Problem
Pick out and copy every line below that has the word "title".

Given information
* begin *

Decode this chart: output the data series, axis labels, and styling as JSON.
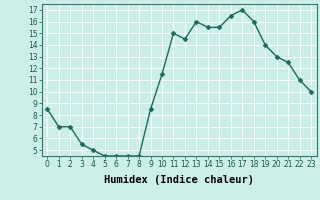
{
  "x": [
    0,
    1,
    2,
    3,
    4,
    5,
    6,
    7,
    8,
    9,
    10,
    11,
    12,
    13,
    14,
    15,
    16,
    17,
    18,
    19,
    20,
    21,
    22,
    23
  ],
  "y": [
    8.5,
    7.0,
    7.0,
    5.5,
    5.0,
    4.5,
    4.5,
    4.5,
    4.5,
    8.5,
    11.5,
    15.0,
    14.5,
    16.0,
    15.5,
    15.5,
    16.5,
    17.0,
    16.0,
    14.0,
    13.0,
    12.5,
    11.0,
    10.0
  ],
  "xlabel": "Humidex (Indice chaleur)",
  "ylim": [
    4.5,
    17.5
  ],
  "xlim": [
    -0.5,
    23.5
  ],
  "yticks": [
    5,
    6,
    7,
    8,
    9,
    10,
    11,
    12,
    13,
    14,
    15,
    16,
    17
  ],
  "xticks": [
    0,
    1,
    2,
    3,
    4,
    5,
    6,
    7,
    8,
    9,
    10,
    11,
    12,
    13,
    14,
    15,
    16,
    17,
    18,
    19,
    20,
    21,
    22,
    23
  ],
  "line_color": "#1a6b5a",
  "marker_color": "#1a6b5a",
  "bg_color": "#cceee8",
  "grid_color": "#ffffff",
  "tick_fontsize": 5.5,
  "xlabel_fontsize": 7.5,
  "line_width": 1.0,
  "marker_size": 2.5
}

* end *
* begin *

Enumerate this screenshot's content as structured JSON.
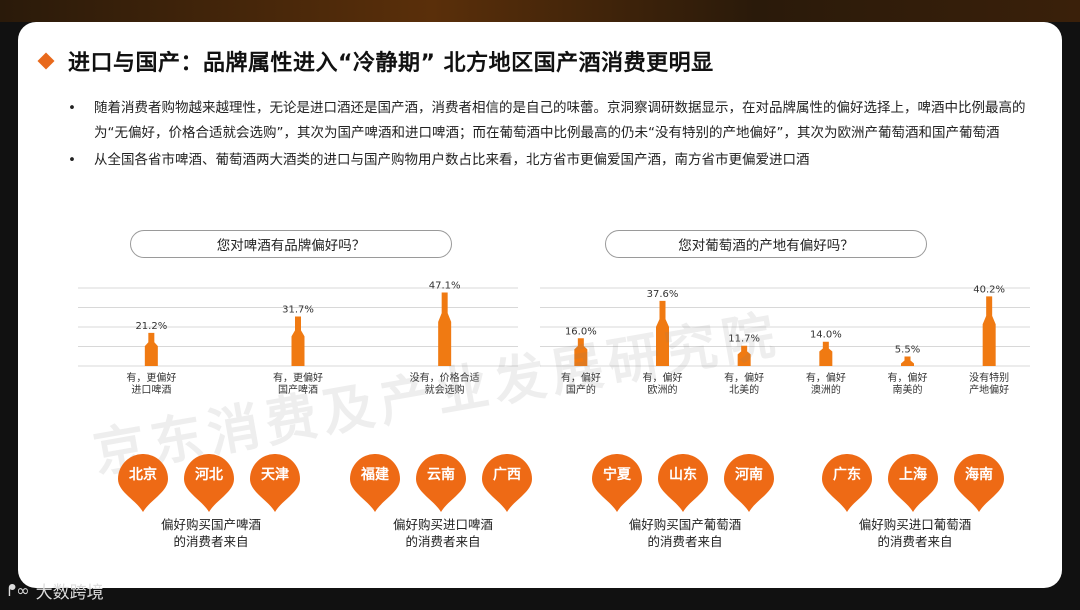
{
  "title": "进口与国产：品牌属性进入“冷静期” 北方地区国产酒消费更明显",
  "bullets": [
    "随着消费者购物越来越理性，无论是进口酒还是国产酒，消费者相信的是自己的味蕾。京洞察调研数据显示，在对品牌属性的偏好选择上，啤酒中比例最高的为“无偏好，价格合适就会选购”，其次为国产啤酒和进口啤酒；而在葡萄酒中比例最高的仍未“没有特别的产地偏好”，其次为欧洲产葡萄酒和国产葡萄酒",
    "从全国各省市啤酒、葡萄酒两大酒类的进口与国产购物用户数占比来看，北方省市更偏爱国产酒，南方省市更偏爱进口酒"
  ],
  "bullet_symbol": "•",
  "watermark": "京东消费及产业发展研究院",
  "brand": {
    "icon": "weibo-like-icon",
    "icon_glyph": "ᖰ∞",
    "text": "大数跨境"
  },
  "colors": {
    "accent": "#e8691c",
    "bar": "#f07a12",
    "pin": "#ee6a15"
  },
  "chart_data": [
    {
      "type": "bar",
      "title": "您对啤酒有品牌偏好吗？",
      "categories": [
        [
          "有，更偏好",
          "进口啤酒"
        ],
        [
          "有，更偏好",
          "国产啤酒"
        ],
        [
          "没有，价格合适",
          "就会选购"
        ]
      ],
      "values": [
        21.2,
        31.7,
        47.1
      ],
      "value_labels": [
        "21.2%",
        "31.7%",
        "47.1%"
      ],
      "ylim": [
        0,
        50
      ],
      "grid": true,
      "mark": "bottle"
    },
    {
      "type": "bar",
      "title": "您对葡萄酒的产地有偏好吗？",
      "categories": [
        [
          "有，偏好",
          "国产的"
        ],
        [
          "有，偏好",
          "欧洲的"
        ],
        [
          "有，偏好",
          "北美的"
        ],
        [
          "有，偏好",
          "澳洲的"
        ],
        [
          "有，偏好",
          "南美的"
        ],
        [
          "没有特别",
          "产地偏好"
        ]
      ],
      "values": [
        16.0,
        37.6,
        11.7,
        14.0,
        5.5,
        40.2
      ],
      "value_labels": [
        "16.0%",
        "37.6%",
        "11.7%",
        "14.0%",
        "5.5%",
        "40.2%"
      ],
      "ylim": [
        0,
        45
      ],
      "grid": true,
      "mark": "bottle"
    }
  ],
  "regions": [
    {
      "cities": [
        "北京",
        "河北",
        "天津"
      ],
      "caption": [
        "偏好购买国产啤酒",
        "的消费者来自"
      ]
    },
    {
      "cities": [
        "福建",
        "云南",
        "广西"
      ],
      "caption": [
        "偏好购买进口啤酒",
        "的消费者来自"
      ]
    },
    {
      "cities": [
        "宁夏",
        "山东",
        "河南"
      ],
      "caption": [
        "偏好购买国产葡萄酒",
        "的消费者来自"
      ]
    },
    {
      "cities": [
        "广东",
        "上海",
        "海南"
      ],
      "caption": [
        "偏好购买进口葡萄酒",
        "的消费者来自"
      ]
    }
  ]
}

* end *

Solution to this exercise
  "title": "进口与国产：品牌属性进入“冷静期” 北方地区国产酒消费更明显",
      "title": "您对啤酒有品牌偏好吗？",
      "title": "您对葡萄酒的产地有偏好吗？",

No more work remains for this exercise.